• **STATED TASK**
Each entry must be given again exactly; images do not belong in the copy.

• **SOURCE RECORDS**

— START —

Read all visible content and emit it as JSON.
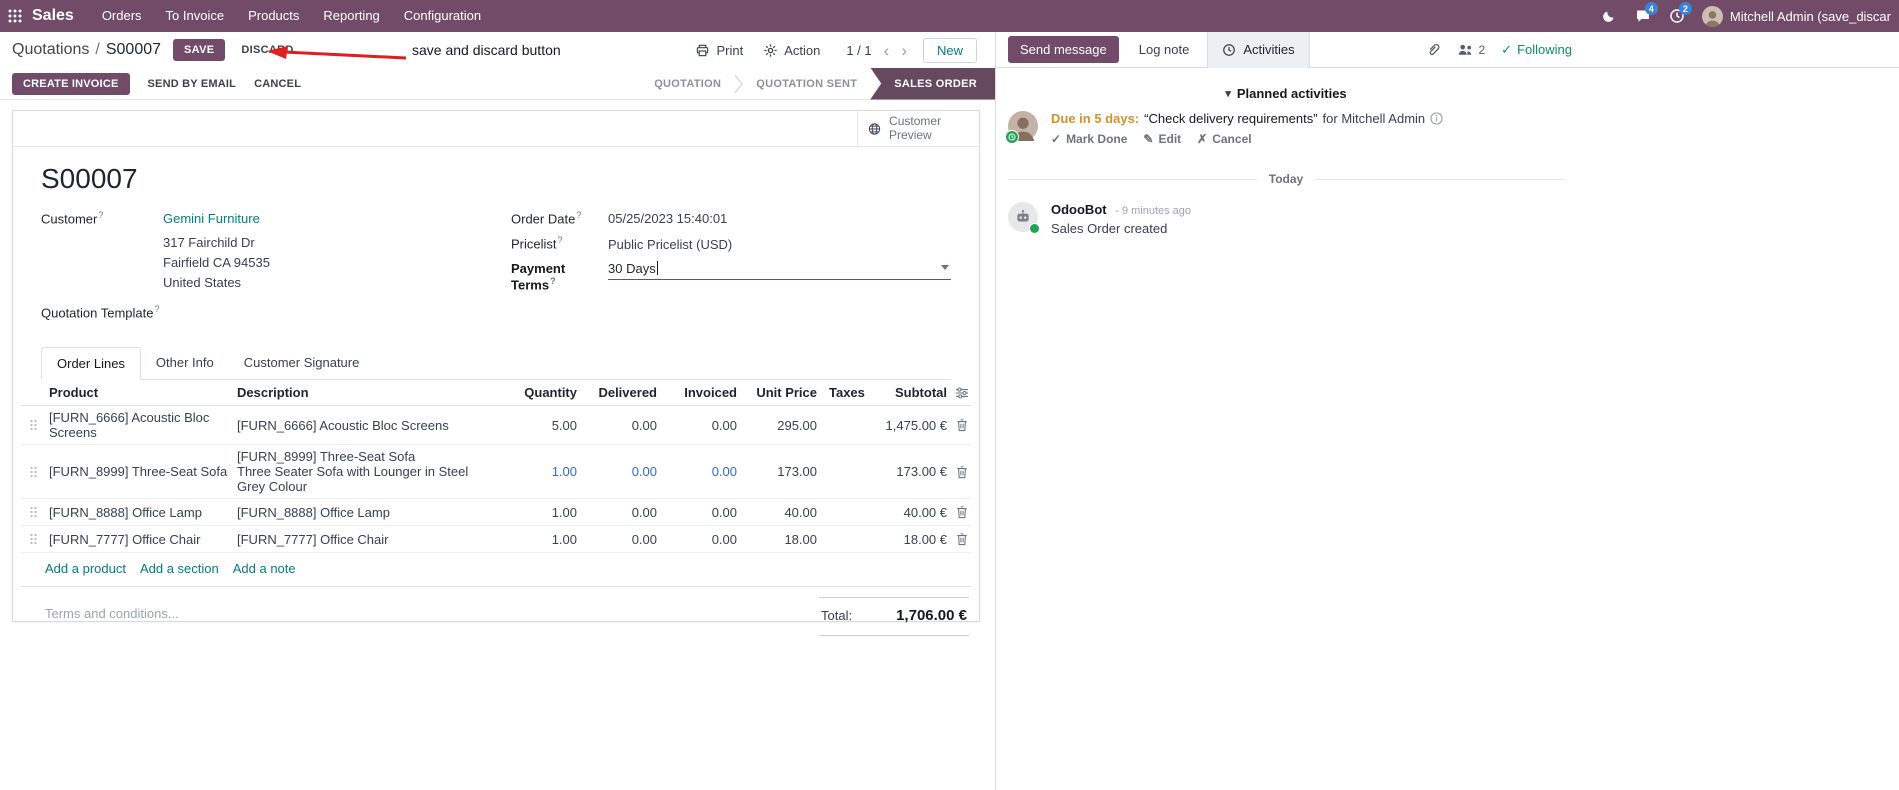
{
  "nav": {
    "brand": "Sales",
    "menus": [
      "Orders",
      "To Invoice",
      "Products",
      "Reporting",
      "Configuration"
    ],
    "badge_messages": "4",
    "badge_activities": "2",
    "user": "Mitchell Admin (save_discar"
  },
  "breadcrumb": {
    "path": "Quotations",
    "separator": "/",
    "record": "S00007",
    "save": "SAVE",
    "discard": "DISCARD",
    "annotation": "save and discard button",
    "print": "Print",
    "action": "Action",
    "pager": "1 / 1",
    "new": "New"
  },
  "statusbar": {
    "buttons": [
      "CREATE INVOICE",
      "SEND BY EMAIL",
      "CANCEL"
    ],
    "stages": [
      "QUOTATION",
      "QUOTATION SENT",
      "SALES ORDER"
    ],
    "active_stage": "SALES ORDER"
  },
  "sheet": {
    "preview_button": "Customer Preview",
    "title": "S00007",
    "customer_label": "Customer",
    "customer": "Gemini Furniture",
    "address": [
      "317 Fairchild Dr",
      "Fairfield CA 94535",
      "United States"
    ],
    "quotation_template_label": "Quotation Template",
    "order_date_label": "Order Date",
    "order_date": "05/25/2023 15:40:01",
    "pricelist_label": "Pricelist",
    "pricelist": "Public Pricelist (USD)",
    "payment_terms_label": "Payment Terms",
    "payment_terms": "30 Days",
    "tabs": [
      "Order Lines",
      "Other Info",
      "Customer Signature"
    ],
    "table": {
      "headers": [
        "Product",
        "Description",
        "Quantity",
        "Delivered",
        "Invoiced",
        "Unit Price",
        "Taxes",
        "Subtotal"
      ],
      "rows": [
        {
          "product": "[FURN_6666] Acoustic Bloc Screens",
          "description": "[FURN_6666] Acoustic Bloc Screens",
          "description2": "",
          "quantity": "5.00",
          "delivered": "0.00",
          "invoiced": "0.00",
          "unit_price": "295.00",
          "taxes": "",
          "subtotal": "1,475.00 €"
        },
        {
          "product": "[FURN_8999] Three-Seat Sofa",
          "description": "[FURN_8999] Three-Seat Sofa",
          "description2": "Three Seater Sofa with Lounger in Steel Grey Colour",
          "quantity": "1.00",
          "delivered": "0.00",
          "invoiced": "0.00",
          "unit_price": "173.00",
          "taxes": "",
          "subtotal": "173.00 €"
        },
        {
          "product": "[FURN_8888] Office Lamp",
          "description": "[FURN_8888] Office Lamp",
          "description2": "",
          "quantity": "1.00",
          "delivered": "0.00",
          "invoiced": "0.00",
          "unit_price": "40.00",
          "taxes": "",
          "subtotal": "40.00 €"
        },
        {
          "product": "[FURN_7777] Office Chair",
          "description": "[FURN_7777] Office Chair",
          "description2": "",
          "quantity": "1.00",
          "delivered": "0.00",
          "invoiced": "0.00",
          "unit_price": "18.00",
          "taxes": "",
          "subtotal": "18.00 €"
        }
      ],
      "links": [
        "Add a product",
        "Add a section",
        "Add a note"
      ]
    },
    "terms_placeholder": "Terms and conditions...",
    "total_label": "Total:",
    "total": "1,706.00 €"
  },
  "chatter": {
    "send_message": "Send message",
    "log_note": "Log note",
    "activities_tab": "Activities",
    "followers_count": "2",
    "following": "Following",
    "planned_header": "Planned activities",
    "activity": {
      "due": "Due in 5 days:",
      "summary": "“Check delivery requirements”",
      "for_user": "for Mitchell Admin",
      "mark_done": "Mark Done",
      "edit": "Edit",
      "cancel": "Cancel"
    },
    "today": "Today",
    "message": {
      "author": "OdooBot",
      "time": "- 9 minutes ago",
      "body": "Sales Order created"
    }
  },
  "icons": {
    "check": "✓",
    "pencil": "✎",
    "cross": "✗",
    "caret_down": "▾",
    "chevron_left": "‹",
    "chevron_right": "›",
    "question": "?"
  },
  "colors": {
    "primary": "#714B67",
    "link_teal": "#017E84",
    "edited_value": "#2D6CDD",
    "due_orange": "#D98F2B",
    "annotation_red": "#DF1F1F",
    "badge_blue": "#3B82D8",
    "success_green": "#21A353"
  }
}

— END —

• **THE RESULT**
Read all visible content and emit it as JSON.
{
  "nav": {
    "brand": "Sales",
    "menus": [
      "Orders",
      "To Invoice",
      "Products",
      "Reporting",
      "Configuration"
    ],
    "badge_messages": "4",
    "badge_activities": "2",
    "user": "Mitchell Admin (save_discar"
  },
  "breadcrumb": {
    "path": "Quotations",
    "separator": "/",
    "record": "S00007",
    "save": "SAVE",
    "discard": "DISCARD",
    "annotation": "save and discard button",
    "print": "Print",
    "action": "Action",
    "pager": "1 / 1",
    "new": "New"
  },
  "statusbar": {
    "buttons": [
      "CREATE INVOICE",
      "SEND BY EMAIL",
      "CANCEL"
    ],
    "stages": [
      "QUOTATION",
      "QUOTATION SENT",
      "SALES ORDER"
    ],
    "active_stage": "SALES ORDER"
  },
  "sheet": {
    "preview_button": "Customer Preview",
    "title": "S00007",
    "customer_label": "Customer",
    "customer": "Gemini Furniture",
    "address": [
      "317 Fairchild Dr",
      "Fairfield CA 94535",
      "United States"
    ],
    "quotation_template_label": "Quotation Template",
    "order_date_label": "Order Date",
    "order_date": "05/25/2023 15:40:01",
    "pricelist_label": "Pricelist",
    "pricelist": "Public Pricelist (USD)",
    "payment_terms_label": "Payment Terms",
    "payment_terms": "30 Days",
    "tabs": [
      "Order Lines",
      "Other Info",
      "Customer Signature"
    ],
    "table": {
      "headers": [
        "Product",
        "Description",
        "Quantity",
        "Delivered",
        "Invoiced",
        "Unit Price",
        "Taxes",
        "Subtotal"
      ],
      "rows": [
        {
          "product": "[FURN_6666] Acoustic Bloc Screens",
          "description": "[FURN_6666] Acoustic Bloc Screens",
          "description2": "",
          "quantity": "5.00",
          "delivered": "0.00",
          "invoiced": "0.00",
          "unit_price": "295.00",
          "taxes": "",
          "subtotal": "1,475.00 €"
        },
        {
          "product": "[FURN_8999] Three-Seat Sofa",
          "description": "[FURN_8999] Three-Seat Sofa",
          "description2": "Three Seater Sofa with Lounger in Steel Grey Colour",
          "quantity": "1.00",
          "delivered": "0.00",
          "invoiced": "0.00",
          "unit_price": "173.00",
          "taxes": "",
          "subtotal": "173.00 €"
        },
        {
          "product": "[FURN_8888] Office Lamp",
          "description": "[FURN_8888] Office Lamp",
          "description2": "",
          "quantity": "1.00",
          "delivered": "0.00",
          "invoiced": "0.00",
          "unit_price": "40.00",
          "taxes": "",
          "subtotal": "40.00 €"
        },
        {
          "product": "[FURN_7777] Office Chair",
          "description": "[FURN_7777] Office Chair",
          "description2": "",
          "quantity": "1.00",
          "delivered": "0.00",
          "invoiced": "0.00",
          "unit_price": "18.00",
          "taxes": "",
          "subtotal": "18.00 €"
        }
      ],
      "links": [
        "Add a product",
        "Add a section",
        "Add a note"
      ]
    },
    "terms_placeholder": "Terms and conditions...",
    "total_label": "Total:",
    "total": "1,706.00 €"
  },
  "chatter": {
    "send_message": "Send message",
    "log_note": "Log note",
    "activities_tab": "Activities",
    "followers_count": "2",
    "following": "Following",
    "planned_header": "Planned activities",
    "activity": {
      "due": "Due in 5 days:",
      "summary": "“Check delivery requirements”",
      "for_user": "for Mitchell Admin",
      "mark_done": "Mark Done",
      "edit": "Edit",
      "cancel": "Cancel"
    },
    "today": "Today",
    "message": {
      "author": "OdooBot",
      "time": "- 9 minutes ago",
      "body": "Sales Order created"
    }
  },
  "icons": {
    "check": "✓",
    "pencil": "✎",
    "cross": "✗",
    "caret_down": "▾",
    "chevron_left": "‹",
    "chevron_right": "›",
    "question": "?"
  },
  "colors": {
    "primary": "#714B67",
    "link_teal": "#017E84",
    "edited_value": "#2D6CDD",
    "due_orange": "#D98F2B",
    "annotation_red": "#DF1F1F",
    "badge_blue": "#3B82D8",
    "success_green": "#21A353"
  }
}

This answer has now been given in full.